_WHAT NEEDS TO BE DONE_: Every record must be repeated exactly, with no omission.

************

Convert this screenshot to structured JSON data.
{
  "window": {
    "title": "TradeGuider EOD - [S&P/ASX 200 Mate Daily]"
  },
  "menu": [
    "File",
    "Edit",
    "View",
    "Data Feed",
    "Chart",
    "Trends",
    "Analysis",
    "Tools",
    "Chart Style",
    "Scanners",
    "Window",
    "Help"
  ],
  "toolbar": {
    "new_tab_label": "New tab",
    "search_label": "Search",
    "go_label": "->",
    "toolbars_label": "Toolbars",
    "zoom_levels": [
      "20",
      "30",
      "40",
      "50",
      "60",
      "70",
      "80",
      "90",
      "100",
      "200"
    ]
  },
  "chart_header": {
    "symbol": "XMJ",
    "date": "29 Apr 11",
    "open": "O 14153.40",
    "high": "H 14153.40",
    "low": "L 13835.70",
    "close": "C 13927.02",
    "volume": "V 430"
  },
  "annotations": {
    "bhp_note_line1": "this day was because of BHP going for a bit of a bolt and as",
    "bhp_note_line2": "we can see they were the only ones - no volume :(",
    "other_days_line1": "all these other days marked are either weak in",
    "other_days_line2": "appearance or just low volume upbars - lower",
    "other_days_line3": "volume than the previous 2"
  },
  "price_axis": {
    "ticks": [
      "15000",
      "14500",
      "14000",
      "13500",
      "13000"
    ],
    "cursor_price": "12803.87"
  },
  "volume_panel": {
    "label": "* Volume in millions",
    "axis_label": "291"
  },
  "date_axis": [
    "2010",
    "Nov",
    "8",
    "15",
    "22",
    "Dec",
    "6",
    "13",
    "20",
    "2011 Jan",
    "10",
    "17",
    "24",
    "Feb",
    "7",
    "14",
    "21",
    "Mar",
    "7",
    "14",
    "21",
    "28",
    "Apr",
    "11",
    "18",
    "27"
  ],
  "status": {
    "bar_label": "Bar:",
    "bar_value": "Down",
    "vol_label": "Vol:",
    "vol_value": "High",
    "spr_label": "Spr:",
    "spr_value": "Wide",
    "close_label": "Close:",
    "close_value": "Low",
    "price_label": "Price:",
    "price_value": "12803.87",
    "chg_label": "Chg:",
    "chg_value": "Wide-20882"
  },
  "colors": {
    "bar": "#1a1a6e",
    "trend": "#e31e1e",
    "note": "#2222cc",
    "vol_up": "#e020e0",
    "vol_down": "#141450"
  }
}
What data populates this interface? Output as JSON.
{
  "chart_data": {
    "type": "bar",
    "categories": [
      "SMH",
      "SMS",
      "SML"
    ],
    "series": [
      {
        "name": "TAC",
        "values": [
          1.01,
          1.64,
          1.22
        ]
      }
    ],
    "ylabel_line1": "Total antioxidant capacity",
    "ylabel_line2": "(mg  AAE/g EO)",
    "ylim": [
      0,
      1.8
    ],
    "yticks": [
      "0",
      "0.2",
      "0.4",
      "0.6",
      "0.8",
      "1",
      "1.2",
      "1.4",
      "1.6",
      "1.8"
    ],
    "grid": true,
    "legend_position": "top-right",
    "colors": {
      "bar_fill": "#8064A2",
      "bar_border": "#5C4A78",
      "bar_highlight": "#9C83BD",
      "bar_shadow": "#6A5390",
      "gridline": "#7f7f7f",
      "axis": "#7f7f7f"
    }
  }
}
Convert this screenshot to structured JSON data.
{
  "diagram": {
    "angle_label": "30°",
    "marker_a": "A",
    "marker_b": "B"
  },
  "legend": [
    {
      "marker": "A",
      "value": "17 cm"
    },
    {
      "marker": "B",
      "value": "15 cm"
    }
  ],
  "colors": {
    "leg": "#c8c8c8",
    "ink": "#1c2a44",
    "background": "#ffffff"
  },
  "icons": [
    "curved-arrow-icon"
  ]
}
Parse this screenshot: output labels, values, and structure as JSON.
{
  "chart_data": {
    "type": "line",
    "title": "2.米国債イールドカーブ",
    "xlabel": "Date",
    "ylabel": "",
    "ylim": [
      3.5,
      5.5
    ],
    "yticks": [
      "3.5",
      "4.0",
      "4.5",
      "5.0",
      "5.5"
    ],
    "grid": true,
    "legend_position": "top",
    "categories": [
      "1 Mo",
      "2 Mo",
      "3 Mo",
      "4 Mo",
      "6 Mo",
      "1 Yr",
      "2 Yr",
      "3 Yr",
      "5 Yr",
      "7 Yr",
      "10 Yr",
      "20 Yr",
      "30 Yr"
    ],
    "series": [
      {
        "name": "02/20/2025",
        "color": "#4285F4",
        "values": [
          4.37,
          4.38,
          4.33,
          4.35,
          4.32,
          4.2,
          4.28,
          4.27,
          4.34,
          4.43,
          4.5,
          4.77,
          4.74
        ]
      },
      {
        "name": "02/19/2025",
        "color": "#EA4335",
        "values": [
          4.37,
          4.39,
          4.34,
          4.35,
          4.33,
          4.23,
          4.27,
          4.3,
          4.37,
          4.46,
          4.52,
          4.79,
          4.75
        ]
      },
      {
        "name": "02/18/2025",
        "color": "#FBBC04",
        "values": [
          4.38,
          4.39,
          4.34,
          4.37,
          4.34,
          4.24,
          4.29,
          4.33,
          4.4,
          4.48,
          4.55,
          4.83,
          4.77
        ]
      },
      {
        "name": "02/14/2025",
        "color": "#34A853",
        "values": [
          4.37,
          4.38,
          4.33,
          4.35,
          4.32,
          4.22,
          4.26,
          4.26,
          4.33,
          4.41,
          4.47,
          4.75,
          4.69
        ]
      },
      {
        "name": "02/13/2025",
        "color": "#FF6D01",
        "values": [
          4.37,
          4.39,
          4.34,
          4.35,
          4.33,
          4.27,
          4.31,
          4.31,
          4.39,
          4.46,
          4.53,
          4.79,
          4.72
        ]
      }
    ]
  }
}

************

_SOLUTION FOR THIS PROBLEM_:
Convert this screenshot to structured JSON data.
{
  "window": {
    "title": "TradeGuider EOD - [S&P/ASX 200 Mate Daily]"
  },
  "menu": [
    "File",
    "Edit",
    "View",
    "Data Feed",
    "Chart",
    "Trends",
    "Analysis",
    "Tools",
    "Chart Style",
    "Scanners",
    "Window",
    "Help"
  ],
  "toolbar": {
    "new_tab_label": "New tab",
    "search_label": "Search",
    "go_label": "->",
    "toolbars_label": "Toolbars",
    "zoom_levels": [
      "20",
      "30",
      "40",
      "50",
      "60",
      "70",
      "80",
      "90",
      "100",
      "200"
    ]
  },
  "chart_header": {
    "symbol": "XMJ",
    "date": "29 Apr 11",
    "open": "O 14153.40",
    "high": "H 14153.40",
    "low": "L 13835.70",
    "close": "C 13927.02",
    "volume": "V 430"
  },
  "annotations": {
    "bhp_note_line1": "this day was because of BHP going for a bit of a bolt and as",
    "bhp_note_line2": "we can see they were the only ones - no volume :(",
    "other_days_line1": "all these other days marked are either weak in",
    "other_days_line2": "appearance or just low volume upbars - lower",
    "other_days_line3": "volume than the previous 2"
  },
  "price_axis": {
    "ticks": [
      "15000",
      "14500",
      "14000",
      "13500",
      "13000"
    ],
    "cursor_price": "12803.87"
  },
  "volume_panel": {
    "label": "* Volume in millions",
    "axis_label": "291"
  },
  "date_axis": [
    "2010",
    "Nov",
    "8",
    "15",
    "22",
    "Dec",
    "6",
    "13",
    "20",
    "2011 Jan",
    "10",
    "17",
    "24",
    "Feb",
    "7",
    "14",
    "21",
    "Mar",
    "7",
    "14",
    "21",
    "28",
    "Apr",
    "11",
    "18",
    "27"
  ],
  "status": {
    "bar_label": "Bar:",
    "bar_value": "Down",
    "vol_label": "Vol:",
    "vol_value": "High",
    "spr_label": "Spr:",
    "spr_value": "Wide",
    "close_label": "Close:",
    "close_value": "Low",
    "price_label": "Price:",
    "price_value": "12803.87",
    "chg_label": "Chg:",
    "chg_value": "Wide-20882"
  },
  "colors": {
    "bar": "#1a1a6e",
    "trend": "#e31e1e",
    "note": "#2222cc",
    "vol_up": "#e020e0",
    "vol_down": "#141450"
  }
}
What data populates this interface? Output as JSON.
{
  "chart_data": {
    "type": "bar",
    "categories": [
      "SMH",
      "SMS",
      "SML"
    ],
    "series": [
      {
        "name": "TAC",
        "values": [
          1.01,
          1.64,
          1.22
        ]
      }
    ],
    "ylabel_line1": "Total antioxidant capacity",
    "ylabel_line2": "(mg  AAE/g EO)",
    "ylim": [
      0,
      1.8
    ],
    "yticks": [
      "0",
      "0.2",
      "0.4",
      "0.6",
      "0.8",
      "1",
      "1.2",
      "1.4",
      "1.6",
      "1.8"
    ],
    "grid": true,
    "legend_position": "top-right",
    "colors": {
      "bar_fill": "#8064A2",
      "bar_border": "#5C4A78",
      "bar_highlight": "#9C83BD",
      "bar_shadow": "#6A5390",
      "gridline": "#7f7f7f",
      "axis": "#7f7f7f"
    }
  }
}
Convert this screenshot to structured JSON data.
{
  "diagram": {
    "angle_label": "30°",
    "marker_a": "A",
    "marker_b": "B"
  },
  "legend": [
    {
      "marker": "A",
      "value": "17 cm"
    },
    {
      "marker": "B",
      "value": "15 cm"
    }
  ],
  "colors": {
    "leg": "#c8c8c8",
    "ink": "#1c2a44",
    "background": "#ffffff"
  },
  "icons": [
    "curved-arrow-icon"
  ]
}
Parse this screenshot: output labels, values, and structure as JSON.
{
  "chart_data": {
    "type": "line",
    "title": "2.米国債イールドカーブ",
    "xlabel": "Date",
    "ylabel": "",
    "ylim": [
      3.5,
      5.5
    ],
    "yticks": [
      "3.5",
      "4.0",
      "4.5",
      "5.0",
      "5.5"
    ],
    "grid": true,
    "legend_position": "top",
    "categories": [
      "1 Mo",
      "2 Mo",
      "3 Mo",
      "4 Mo",
      "6 Mo",
      "1 Yr",
      "2 Yr",
      "3 Yr",
      "5 Yr",
      "7 Yr",
      "10 Yr",
      "20 Yr",
      "30 Yr"
    ],
    "series": [
      {
        "name": "02/20/2025",
        "color": "#4285F4",
        "values": [
          4.37,
          4.38,
          4.33,
          4.35,
          4.32,
          4.2,
          4.28,
          4.27,
          4.34,
          4.43,
          4.5,
          4.77,
          4.74
        ]
      },
      {
        "name": "02/19/2025",
        "color": "#EA4335",
        "values": [
          4.37,
          4.39,
          4.34,
          4.35,
          4.33,
          4.23,
          4.27,
          4.3,
          4.37,
          4.46,
          4.52,
          4.79,
          4.75
        ]
      },
      {
        "name": "02/18/2025",
        "color": "#FBBC04",
        "values": [
          4.38,
          4.39,
          4.34,
          4.37,
          4.34,
          4.24,
          4.29,
          4.33,
          4.4,
          4.48,
          4.55,
          4.83,
          4.77
        ]
      },
      {
        "name": "02/14/2025",
        "color": "#34A853",
        "values": [
          4.37,
          4.38,
          4.33,
          4.35,
          4.32,
          4.22,
          4.26,
          4.26,
          4.33,
          4.41,
          4.47,
          4.75,
          4.69
        ]
      },
      {
        "name": "02/13/2025",
        "color": "#FF6D01",
        "values": [
          4.37,
          4.39,
          4.34,
          4.35,
          4.33,
          4.27,
          4.31,
          4.31,
          4.39,
          4.46,
          4.53,
          4.79,
          4.72
        ]
      }
    ]
  }
}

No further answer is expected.